■ **AVAILABLE RECORDS**:
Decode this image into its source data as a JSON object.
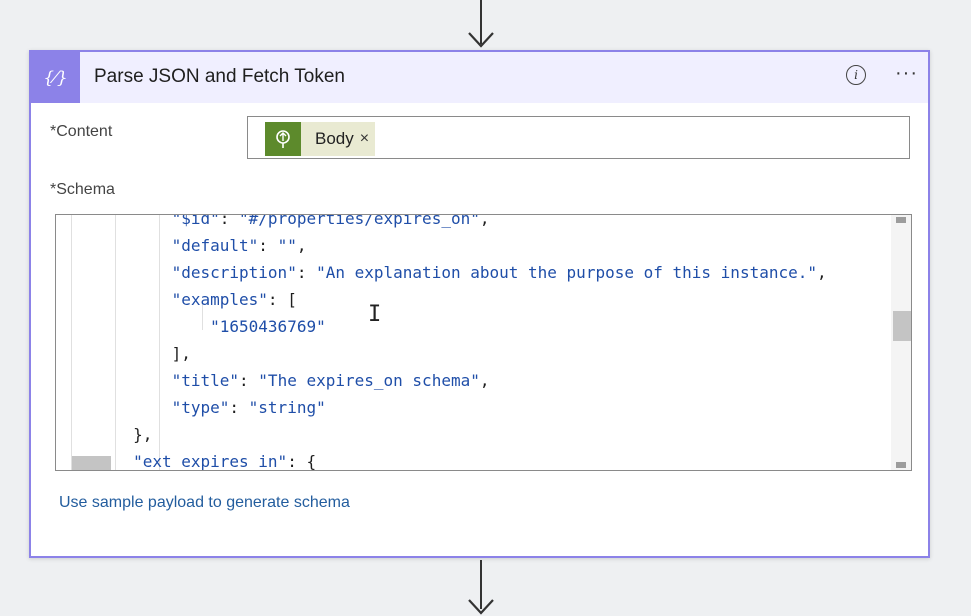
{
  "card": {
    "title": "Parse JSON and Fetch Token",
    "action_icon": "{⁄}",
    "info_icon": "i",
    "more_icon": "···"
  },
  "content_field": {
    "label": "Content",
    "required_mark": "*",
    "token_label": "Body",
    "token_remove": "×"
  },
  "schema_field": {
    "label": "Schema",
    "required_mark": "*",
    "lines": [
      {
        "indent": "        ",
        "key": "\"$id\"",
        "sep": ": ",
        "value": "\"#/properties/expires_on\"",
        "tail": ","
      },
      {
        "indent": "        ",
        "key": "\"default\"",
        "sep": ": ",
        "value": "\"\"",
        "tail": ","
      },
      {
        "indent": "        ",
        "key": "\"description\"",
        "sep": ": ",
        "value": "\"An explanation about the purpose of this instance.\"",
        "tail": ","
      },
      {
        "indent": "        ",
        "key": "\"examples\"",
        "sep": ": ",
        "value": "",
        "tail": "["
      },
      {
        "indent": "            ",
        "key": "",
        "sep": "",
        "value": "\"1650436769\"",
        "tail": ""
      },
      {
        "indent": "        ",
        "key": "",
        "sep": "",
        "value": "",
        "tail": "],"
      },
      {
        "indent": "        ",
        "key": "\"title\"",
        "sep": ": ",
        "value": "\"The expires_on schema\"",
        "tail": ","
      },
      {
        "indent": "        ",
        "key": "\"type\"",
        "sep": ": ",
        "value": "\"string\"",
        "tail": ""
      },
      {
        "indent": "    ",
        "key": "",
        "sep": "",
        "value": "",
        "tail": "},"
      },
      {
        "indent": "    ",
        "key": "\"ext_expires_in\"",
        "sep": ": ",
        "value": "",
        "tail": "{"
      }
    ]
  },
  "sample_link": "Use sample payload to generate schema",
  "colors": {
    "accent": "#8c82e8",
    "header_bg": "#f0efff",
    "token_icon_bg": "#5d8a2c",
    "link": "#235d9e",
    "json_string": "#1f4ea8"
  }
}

■ **SET TASK**:
Using the records above, retype everything exactly except the pictures.

■ **RESPONSE BELOW**:
Decode this image into its source data as a JSON object.
{
  "card": {
    "title": "Parse JSON and Fetch Token",
    "action_icon": "{⁄}",
    "info_icon": "i",
    "more_icon": "···"
  },
  "content_field": {
    "label": "Content",
    "required_mark": "*",
    "token_label": "Body",
    "token_remove": "×"
  },
  "schema_field": {
    "label": "Schema",
    "required_mark": "*",
    "lines": [
      {
        "indent": "        ",
        "key": "\"$id\"",
        "sep": ": ",
        "value": "\"#/properties/expires_on\"",
        "tail": ","
      },
      {
        "indent": "        ",
        "key": "\"default\"",
        "sep": ": ",
        "value": "\"\"",
        "tail": ","
      },
      {
        "indent": "        ",
        "key": "\"description\"",
        "sep": ": ",
        "value": "\"An explanation about the purpose of this instance.\"",
        "tail": ","
      },
      {
        "indent": "        ",
        "key": "\"examples\"",
        "sep": ": ",
        "value": "",
        "tail": "["
      },
      {
        "indent": "            ",
        "key": "",
        "sep": "",
        "value": "\"1650436769\"",
        "tail": ""
      },
      {
        "indent": "        ",
        "key": "",
        "sep": "",
        "value": "",
        "tail": "],"
      },
      {
        "indent": "        ",
        "key": "\"title\"",
        "sep": ": ",
        "value": "\"The expires_on schema\"",
        "tail": ","
      },
      {
        "indent": "        ",
        "key": "\"type\"",
        "sep": ": ",
        "value": "\"string\"",
        "tail": ""
      },
      {
        "indent": "    ",
        "key": "",
        "sep": "",
        "value": "",
        "tail": "},"
      },
      {
        "indent": "    ",
        "key": "\"ext_expires_in\"",
        "sep": ": ",
        "value": "",
        "tail": "{"
      }
    ]
  },
  "sample_link": "Use sample payload to generate schema",
  "colors": {
    "accent": "#8c82e8",
    "header_bg": "#f0efff",
    "token_icon_bg": "#5d8a2c",
    "link": "#235d9e",
    "json_string": "#1f4ea8"
  }
}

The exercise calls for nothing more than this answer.